### Written problem
Return every record exactly as written.

++++

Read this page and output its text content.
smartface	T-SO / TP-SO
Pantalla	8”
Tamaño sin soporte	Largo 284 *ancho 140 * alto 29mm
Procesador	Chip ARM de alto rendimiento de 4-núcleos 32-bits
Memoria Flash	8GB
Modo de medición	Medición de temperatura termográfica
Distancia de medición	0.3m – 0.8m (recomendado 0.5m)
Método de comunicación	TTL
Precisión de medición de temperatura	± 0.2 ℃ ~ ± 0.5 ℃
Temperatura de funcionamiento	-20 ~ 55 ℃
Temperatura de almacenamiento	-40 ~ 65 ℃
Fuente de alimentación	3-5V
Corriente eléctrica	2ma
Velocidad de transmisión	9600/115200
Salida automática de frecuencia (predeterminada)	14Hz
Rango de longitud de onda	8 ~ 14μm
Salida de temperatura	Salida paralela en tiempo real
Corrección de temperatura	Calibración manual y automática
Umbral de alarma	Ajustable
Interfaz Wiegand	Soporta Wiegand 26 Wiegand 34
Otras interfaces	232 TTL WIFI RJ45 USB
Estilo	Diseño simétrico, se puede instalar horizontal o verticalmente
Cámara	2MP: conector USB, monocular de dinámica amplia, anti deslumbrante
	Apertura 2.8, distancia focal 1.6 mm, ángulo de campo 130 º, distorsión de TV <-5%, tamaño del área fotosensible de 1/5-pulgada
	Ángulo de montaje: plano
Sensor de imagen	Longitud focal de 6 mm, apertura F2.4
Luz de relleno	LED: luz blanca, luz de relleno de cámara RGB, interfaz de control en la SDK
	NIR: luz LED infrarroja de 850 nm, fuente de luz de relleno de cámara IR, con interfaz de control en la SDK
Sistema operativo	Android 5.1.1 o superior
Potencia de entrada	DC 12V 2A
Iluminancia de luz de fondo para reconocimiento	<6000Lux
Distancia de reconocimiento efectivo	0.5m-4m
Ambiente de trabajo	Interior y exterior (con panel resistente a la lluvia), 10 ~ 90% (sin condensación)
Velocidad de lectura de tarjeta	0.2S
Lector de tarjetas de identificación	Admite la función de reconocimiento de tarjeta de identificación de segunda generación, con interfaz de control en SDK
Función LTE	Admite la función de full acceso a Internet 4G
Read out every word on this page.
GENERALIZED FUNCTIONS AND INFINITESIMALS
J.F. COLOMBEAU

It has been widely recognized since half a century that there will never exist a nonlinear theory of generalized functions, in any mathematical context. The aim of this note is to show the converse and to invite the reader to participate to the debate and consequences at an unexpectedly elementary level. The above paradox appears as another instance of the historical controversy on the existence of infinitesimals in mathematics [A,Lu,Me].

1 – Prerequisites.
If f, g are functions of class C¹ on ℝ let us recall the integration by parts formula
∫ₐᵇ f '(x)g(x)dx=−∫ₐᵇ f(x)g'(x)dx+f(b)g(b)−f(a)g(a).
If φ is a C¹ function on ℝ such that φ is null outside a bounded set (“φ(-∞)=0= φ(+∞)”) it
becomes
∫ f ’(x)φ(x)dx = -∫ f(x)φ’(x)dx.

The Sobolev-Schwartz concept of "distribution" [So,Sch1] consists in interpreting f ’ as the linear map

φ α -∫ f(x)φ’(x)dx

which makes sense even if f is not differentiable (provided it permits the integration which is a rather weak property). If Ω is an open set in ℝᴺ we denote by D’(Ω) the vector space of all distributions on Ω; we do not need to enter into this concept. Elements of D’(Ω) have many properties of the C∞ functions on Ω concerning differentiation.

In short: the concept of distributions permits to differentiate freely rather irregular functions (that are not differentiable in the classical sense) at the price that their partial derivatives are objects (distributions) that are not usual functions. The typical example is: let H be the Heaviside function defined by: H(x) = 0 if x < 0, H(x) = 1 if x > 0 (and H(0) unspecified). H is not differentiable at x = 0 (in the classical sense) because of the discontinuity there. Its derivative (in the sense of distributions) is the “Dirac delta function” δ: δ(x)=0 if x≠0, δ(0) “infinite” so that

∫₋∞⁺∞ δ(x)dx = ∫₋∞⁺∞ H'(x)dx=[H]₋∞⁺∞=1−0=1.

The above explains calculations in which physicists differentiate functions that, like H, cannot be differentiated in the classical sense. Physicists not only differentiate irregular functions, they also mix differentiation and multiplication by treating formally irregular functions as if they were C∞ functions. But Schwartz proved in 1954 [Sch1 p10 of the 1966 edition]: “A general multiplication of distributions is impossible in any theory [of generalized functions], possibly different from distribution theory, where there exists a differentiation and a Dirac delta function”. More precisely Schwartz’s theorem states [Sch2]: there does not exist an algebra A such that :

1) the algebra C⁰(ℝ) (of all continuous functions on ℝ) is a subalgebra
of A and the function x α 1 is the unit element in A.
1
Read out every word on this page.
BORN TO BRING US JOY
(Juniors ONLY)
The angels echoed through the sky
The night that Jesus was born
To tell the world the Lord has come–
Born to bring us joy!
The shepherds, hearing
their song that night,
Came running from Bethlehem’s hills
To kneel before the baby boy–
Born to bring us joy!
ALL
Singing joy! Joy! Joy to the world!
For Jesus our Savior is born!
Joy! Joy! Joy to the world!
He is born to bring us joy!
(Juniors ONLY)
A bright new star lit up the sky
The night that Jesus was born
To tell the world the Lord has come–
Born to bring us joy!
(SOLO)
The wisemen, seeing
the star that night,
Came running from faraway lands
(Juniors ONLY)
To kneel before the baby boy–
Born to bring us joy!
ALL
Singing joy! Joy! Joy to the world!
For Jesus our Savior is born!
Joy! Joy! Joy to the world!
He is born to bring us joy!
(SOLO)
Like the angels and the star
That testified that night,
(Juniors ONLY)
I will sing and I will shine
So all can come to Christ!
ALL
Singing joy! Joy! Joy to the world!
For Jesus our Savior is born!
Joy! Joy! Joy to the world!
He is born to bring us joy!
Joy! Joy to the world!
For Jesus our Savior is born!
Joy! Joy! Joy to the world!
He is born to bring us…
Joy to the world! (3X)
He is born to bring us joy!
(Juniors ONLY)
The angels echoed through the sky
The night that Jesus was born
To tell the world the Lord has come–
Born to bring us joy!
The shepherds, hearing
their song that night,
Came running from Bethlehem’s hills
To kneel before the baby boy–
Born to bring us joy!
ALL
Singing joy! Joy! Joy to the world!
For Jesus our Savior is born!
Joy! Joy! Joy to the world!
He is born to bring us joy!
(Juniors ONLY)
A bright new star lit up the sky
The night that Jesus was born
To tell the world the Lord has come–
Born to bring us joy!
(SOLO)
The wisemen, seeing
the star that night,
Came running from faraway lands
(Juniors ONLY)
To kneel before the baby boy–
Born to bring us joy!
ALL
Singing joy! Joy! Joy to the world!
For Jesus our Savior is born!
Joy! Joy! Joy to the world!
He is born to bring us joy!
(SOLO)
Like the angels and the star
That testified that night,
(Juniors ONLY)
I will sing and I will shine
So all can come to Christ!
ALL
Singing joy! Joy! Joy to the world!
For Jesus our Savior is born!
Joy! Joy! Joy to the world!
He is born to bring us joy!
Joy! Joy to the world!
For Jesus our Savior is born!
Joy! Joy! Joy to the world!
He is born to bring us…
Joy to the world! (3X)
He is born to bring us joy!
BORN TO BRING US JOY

++++

### The output
Read this page and output its text content.
smartface	T-SO / TP-SO
Pantalla	8”
Tamaño sin soporte	Largo 284 *ancho 140 * alto 29mm
Procesador	Chip ARM de alto rendimiento de 4-núcleos 32-bits
Memoria Flash	8GB
Modo de medición	Medición de temperatura termográfica
Distancia de medición	0.3m – 0.8m (recomendado 0.5m)
Método de comunicación	TTL
Precisión de medición de temperatura	± 0.2 ℃ ~ ± 0.5 ℃
Temperatura de funcionamiento	-20 ~ 55 ℃
Temperatura de almacenamiento	-40 ~ 65 ℃
Fuente de alimentación	3-5V
Corriente eléctrica	2ma
Velocidad de transmisión	9600/115200
Salida automática de frecuencia (predeterminada)	14Hz
Rango de longitud de onda	8 ~ 14μm
Salida de temperatura	Salida paralela en tiempo real
Corrección de temperatura	Calibración manual y automática
Umbral de alarma	Ajustable
Interfaz Wiegand	Soporta Wiegand 26 Wiegand 34
Otras interfaces	232 TTL WIFI RJ45 USB
Estilo	Diseño simétrico, se puede instalar horizontal o verticalmente
Cámara	2MP: conector USB, monocular de dinámica amplia, anti deslumbrante
	Apertura 2.8, distancia focal 1.6 mm, ángulo de campo 130 º, distorsión de TV <-5%, tamaño del área fotosensible de 1/5-pulgada
	Ángulo de montaje: plano
Sensor de imagen	Longitud focal de 6 mm, apertura F2.4
Luz de relleno	LED: luz blanca, luz de relleno de cámara RGB, interfaz de control en la SDK
	NIR: luz LED infrarroja de 850 nm, fuente de luz de relleno de cámara IR, con interfaz de control en la SDK
Sistema operativo	Android 5.1.1 o superior
Potencia de entrada	DC 12V 2A
Iluminancia de luz de fondo para reconocimiento	<6000Lux
Distancia de reconocimiento efectivo	0.5m-4m
Ambiente de trabajo	Interior y exterior (con panel resistente a la lluvia), 10 ~ 90% (sin condensación)
Velocidad de lectura de tarjeta	0.2S
Lector de tarjetas de identificación	Admite la función de reconocimiento de tarjeta de identificación de segunda generación, con interfaz de control en SDK
Función LTE	Admite la función de full acceso a Internet 4G
Read out every word on this page.
GENERALIZED FUNCTIONS AND INFINITESIMALS
J.F. COLOMBEAU

It has been widely recognized since half a century that there will never exist a nonlinear theory of generalized functions, in any mathematical context. The aim of this note is to show the converse and to invite the reader to participate to the debate and consequences at an unexpectedly elementary level. The above paradox appears as another instance of the historical controversy on the existence of infinitesimals in mathematics [A,Lu,Me].

1 – Prerequisites.
If f, g are functions of class C¹ on ℝ let us recall the integration by parts formula
∫ₐᵇ f '(x)g(x)dx=−∫ₐᵇ f(x)g'(x)dx+f(b)g(b)−f(a)g(a).
If φ is a C¹ function on ℝ such that φ is null outside a bounded set (“φ(-∞)=0= φ(+∞)”) it
becomes
∫ f ’(x)φ(x)dx = -∫ f(x)φ’(x)dx.

The Sobolev-Schwartz concept of "distribution" [So,Sch1] consists in interpreting f ’ as the linear map

φ α -∫ f(x)φ’(x)dx

which makes sense even if f is not differentiable (provided it permits the integration which is a rather weak property). If Ω is an open set in ℝᴺ we denote by D’(Ω) the vector space of all distributions on Ω; we do not need to enter into this concept. Elements of D’(Ω) have many properties of the C∞ functions on Ω concerning differentiation.

In short: the concept of distributions permits to differentiate freely rather irregular functions (that are not differentiable in the classical sense) at the price that their partial derivatives are objects (distributions) that are not usual functions. The typical example is: let H be the Heaviside function defined by: H(x) = 0 if x < 0, H(x) = 1 if x > 0 (and H(0) unspecified). H is not differentiable at x = 0 (in the classical sense) because of the discontinuity there. Its derivative (in the sense of distributions) is the “Dirac delta function” δ: δ(x)=0 if x≠0, δ(0) “infinite” so that

∫₋∞⁺∞ δ(x)dx = ∫₋∞⁺∞ H'(x)dx=[H]₋∞⁺∞=1−0=1.

The above explains calculations in which physicists differentiate functions that, like H, cannot be differentiated in the classical sense. Physicists not only differentiate irregular functions, they also mix differentiation and multiplication by treating formally irregular functions as if they were C∞ functions. But Schwartz proved in 1954 [Sch1 p10 of the 1966 edition]: “A general multiplication of distributions is impossible in any theory [of generalized functions], possibly different from distribution theory, where there exists a differentiation and a Dirac delta function”. More precisely Schwartz’s theorem states [Sch2]: there does not exist an algebra A such that :

1) the algebra C⁰(ℝ) (of all continuous functions on ℝ) is a subalgebra
of A and the function x α 1 is the unit element in A.
1
Read out every word on this page.
BORN TO BRING US JOY
(Juniors ONLY)
The angels echoed through the sky
The night that Jesus was born
To tell the world the Lord has come–
Born to bring us joy!
The shepherds, hearing
their song that night,
Came running from Bethlehem’s hills
To kneel before the baby boy–
Born to bring us joy!
ALL
Singing joy! Joy! Joy to the world!
For Jesus our Savior is born!
Joy! Joy! Joy to the world!
He is born to bring us joy!
(Juniors ONLY)
A bright new star lit up the sky
The night that Jesus was born
To tell the world the Lord has come–
Born to bring us joy!
(SOLO)
The wisemen, seeing
the star that night,
Came running from faraway lands
(Juniors ONLY)
To kneel before the baby boy–
Born to bring us joy!
ALL
Singing joy! Joy! Joy to the world!
For Jesus our Savior is born!
Joy! Joy! Joy to the world!
He is born to bring us joy!
(SOLO)
Like the angels and the star
That testified that night,
(Juniors ONLY)
I will sing and I will shine
So all can come to Christ!
ALL
Singing joy! Joy! Joy to the world!
For Jesus our Savior is born!
Joy! Joy! Joy to the world!
He is born to bring us joy!
Joy! Joy to the world!
For Jesus our Savior is born!
Joy! Joy! Joy to the world!
He is born to bring us…
Joy to the world! (3X)
He is born to bring us joy!
(Juniors ONLY)
The angels echoed through the sky
The night that Jesus was born
To tell the world the Lord has come–
Born to bring us joy!
The shepherds, hearing
their song that night,
Came running from Bethlehem’s hills
To kneel before the baby boy–
Born to bring us joy!
ALL
Singing joy! Joy! Joy to the world!
For Jesus our Savior is born!
Joy! Joy! Joy to the world!
He is born to bring us joy!
(Juniors ONLY)
A bright new star lit up the sky
The night that Jesus was born
To tell the world the Lord has come–
Born to bring us joy!
(SOLO)
The wisemen, seeing
the star that night,
Came running from faraway lands
(Juniors ONLY)
To kneel before the baby boy–
Born to bring us joy!
ALL
Singing joy! Joy! Joy to the world!
For Jesus our Savior is born!
Joy! Joy! Joy to the world!
He is born to bring us joy!
(SOLO)
Like the angels and the star
That testified that night,
(Juniors ONLY)
I will sing and I will shine
So all can come to Christ!
ALL
Singing joy! Joy! Joy to the world!
For Jesus our Savior is born!
Joy! Joy! Joy to the world!
He is born to bring us joy!
Joy! Joy to the world!
For Jesus our Savior is born!
Joy! Joy! Joy to the world!
He is born to bring us…
Joy to the world! (3X)
He is born to bring us joy!
BORN TO BRING US JOY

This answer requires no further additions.